* Begin *
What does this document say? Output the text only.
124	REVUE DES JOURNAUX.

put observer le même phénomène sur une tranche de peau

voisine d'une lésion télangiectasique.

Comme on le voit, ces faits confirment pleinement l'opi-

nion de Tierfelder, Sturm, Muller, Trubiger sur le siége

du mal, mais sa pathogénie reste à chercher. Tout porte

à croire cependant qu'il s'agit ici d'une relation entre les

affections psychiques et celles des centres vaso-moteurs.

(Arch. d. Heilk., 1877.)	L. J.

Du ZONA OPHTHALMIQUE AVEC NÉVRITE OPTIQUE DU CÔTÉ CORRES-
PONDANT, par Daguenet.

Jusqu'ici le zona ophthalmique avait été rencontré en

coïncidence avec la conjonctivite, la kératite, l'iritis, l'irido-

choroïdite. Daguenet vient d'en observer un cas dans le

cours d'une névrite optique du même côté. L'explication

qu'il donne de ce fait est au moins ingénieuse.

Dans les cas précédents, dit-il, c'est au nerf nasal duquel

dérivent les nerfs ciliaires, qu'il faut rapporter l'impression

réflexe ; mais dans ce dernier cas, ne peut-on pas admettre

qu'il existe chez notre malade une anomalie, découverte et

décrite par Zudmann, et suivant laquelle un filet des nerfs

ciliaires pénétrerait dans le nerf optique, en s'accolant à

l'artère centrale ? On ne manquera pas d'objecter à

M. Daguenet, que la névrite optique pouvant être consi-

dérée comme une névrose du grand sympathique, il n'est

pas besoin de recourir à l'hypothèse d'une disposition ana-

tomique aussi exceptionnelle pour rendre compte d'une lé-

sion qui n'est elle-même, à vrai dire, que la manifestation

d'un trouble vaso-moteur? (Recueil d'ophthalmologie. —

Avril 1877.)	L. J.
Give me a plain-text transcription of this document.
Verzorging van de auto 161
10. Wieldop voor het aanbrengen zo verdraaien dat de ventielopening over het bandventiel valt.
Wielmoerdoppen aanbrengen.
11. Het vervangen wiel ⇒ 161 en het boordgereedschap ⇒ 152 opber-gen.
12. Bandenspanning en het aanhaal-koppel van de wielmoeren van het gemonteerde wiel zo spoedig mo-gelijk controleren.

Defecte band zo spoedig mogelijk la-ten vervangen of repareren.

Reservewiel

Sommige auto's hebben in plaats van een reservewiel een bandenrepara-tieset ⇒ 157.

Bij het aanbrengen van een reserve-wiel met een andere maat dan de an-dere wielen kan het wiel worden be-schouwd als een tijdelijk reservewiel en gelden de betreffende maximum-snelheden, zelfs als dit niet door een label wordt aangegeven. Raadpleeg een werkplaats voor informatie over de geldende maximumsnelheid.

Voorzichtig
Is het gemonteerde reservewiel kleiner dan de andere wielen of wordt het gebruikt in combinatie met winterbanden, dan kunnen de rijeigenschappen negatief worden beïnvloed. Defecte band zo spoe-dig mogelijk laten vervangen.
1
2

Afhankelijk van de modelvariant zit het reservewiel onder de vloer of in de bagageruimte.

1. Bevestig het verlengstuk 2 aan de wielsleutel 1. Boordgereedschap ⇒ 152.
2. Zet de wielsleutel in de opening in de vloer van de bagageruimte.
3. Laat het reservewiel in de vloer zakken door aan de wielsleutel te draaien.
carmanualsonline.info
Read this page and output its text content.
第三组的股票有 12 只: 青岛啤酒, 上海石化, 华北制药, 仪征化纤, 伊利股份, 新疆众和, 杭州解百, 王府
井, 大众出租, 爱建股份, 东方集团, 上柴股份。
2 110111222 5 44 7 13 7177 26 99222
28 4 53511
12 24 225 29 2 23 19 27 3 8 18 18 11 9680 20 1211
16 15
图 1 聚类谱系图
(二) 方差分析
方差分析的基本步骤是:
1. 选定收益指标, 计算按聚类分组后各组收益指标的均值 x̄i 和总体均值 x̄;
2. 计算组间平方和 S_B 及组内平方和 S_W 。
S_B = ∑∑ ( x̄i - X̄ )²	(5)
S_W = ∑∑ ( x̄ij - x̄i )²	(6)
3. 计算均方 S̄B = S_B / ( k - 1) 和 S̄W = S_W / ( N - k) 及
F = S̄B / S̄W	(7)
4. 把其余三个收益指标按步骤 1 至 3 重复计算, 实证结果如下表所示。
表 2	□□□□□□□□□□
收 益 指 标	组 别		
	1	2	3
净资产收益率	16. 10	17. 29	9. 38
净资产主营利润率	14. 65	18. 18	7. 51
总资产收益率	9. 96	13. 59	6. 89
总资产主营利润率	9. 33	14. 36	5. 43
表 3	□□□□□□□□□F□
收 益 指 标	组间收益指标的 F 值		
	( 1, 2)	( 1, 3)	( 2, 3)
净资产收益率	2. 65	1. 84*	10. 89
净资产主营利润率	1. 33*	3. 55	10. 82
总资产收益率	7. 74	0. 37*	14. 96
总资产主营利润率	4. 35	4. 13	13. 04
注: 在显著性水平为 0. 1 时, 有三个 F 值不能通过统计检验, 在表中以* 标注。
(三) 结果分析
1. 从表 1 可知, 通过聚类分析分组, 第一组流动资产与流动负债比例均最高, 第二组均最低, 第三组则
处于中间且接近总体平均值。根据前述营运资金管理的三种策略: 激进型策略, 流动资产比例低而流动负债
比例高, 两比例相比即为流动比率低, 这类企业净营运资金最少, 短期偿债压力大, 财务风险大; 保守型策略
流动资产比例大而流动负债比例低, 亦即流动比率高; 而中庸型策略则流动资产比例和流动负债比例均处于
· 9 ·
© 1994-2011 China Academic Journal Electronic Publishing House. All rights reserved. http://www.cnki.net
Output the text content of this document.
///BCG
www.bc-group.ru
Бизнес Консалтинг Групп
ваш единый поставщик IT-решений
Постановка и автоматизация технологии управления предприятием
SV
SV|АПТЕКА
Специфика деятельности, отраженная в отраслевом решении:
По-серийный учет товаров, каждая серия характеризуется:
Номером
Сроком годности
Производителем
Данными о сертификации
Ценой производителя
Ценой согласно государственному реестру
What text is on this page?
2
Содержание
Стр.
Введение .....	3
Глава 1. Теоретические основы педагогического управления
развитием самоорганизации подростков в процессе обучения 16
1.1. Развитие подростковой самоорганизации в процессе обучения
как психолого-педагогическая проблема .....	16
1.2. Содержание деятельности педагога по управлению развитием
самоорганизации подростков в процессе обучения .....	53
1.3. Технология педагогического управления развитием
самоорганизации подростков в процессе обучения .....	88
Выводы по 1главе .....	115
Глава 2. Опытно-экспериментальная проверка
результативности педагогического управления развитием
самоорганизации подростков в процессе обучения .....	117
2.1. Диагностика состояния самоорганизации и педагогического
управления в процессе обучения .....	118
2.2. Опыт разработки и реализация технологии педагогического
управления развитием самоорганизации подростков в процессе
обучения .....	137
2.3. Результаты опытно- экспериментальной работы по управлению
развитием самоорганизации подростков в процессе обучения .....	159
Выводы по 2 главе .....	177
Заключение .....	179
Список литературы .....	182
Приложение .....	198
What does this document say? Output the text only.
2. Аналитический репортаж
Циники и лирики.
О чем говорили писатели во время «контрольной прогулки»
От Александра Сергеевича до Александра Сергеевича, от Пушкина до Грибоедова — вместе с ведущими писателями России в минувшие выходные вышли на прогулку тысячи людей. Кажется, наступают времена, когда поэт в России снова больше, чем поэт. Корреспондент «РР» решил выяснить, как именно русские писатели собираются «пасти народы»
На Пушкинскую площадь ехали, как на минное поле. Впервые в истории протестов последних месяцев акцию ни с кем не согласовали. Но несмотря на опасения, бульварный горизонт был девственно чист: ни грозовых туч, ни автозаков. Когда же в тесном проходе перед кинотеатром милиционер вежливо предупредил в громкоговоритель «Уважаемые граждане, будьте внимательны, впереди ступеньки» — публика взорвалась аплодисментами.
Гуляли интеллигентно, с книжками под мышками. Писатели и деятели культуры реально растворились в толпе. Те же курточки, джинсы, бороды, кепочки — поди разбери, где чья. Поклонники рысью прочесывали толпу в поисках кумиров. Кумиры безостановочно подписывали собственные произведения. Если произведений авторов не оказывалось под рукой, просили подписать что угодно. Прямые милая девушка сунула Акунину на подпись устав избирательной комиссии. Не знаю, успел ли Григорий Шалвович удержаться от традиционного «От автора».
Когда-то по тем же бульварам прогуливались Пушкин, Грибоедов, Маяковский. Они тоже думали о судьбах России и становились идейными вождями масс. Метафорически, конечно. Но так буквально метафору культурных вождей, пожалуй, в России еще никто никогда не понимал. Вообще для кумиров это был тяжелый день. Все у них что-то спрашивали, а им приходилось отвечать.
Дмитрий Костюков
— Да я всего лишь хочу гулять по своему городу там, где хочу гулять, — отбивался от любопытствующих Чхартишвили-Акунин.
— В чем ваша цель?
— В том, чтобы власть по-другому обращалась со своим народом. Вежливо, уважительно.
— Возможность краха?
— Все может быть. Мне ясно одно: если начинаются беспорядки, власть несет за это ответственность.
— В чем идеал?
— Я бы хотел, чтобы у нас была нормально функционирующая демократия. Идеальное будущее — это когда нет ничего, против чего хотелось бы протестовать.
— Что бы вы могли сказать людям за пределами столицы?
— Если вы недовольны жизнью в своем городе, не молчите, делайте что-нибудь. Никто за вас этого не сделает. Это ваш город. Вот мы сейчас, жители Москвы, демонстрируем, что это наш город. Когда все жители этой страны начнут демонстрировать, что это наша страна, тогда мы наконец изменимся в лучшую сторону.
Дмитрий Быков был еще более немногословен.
* End *
What the task asks:
From the entries above, extract every line where the word "wielen" appears.

Reply to the task:
Bij het aanbrengen van een reserve-wiel met een andere maat dan de an-dere wielen kan het wiel worden be-schouwd als een tijdelijk reservewiel en gelden de betreffende maximum-snelheden, zelfs als dit niet door een label wordt aangegeven. Raadpleeg een werkplaats voor informatie over de geldende maximumsnelheid.
Is het gemonteerde reservewiel kleiner dan de andere wielen of wordt het gebruikt in combinatie met winterbanden, dan kunnen de rijeigenschappen negatief worden beïnvloed. Defecte band zo spoe-dig mogelijk laten vervangen.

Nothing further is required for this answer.